--- ENTRIES SHOWN ---
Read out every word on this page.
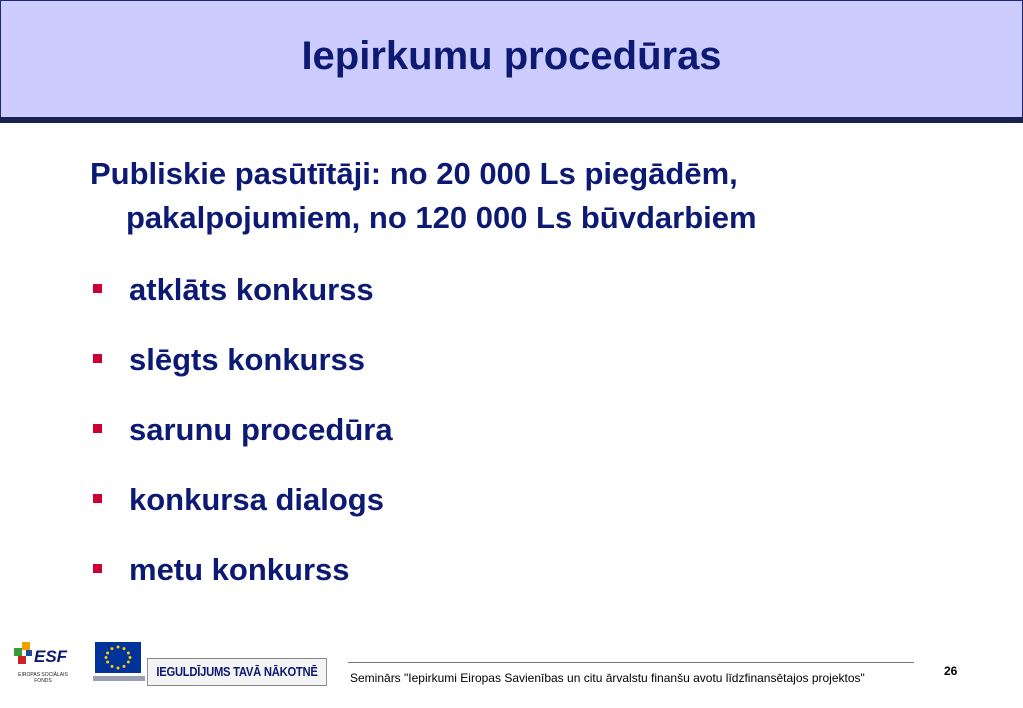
Iepirkumu procedūras
Publiskie pasūtītāji: no 20 000 Ls piegādēm,
pakalpojumiem, no 120 000 Ls būvdarbiem
atklāts konkurss
slēgts konkurss
sarunu procedūra
konkursa dialogs
metu konkurss
ESF
EIROPAS SOCIĀLAIS FONDS
IEGULDĪJUMS TAVĀ NĀKOTNĒ	Seminārs "Iepirkumi Eiropas Savienības un citu ārvalstu finanšu avotu līdzfinansētajos projektos"	26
---
▶ TO BE DONE:
All lines in the data that contain the word "konkurss" should be copied.

▶ EXPECTED OUTPUT:
atklāts konkurss
slēgts konkurss
metu konkurss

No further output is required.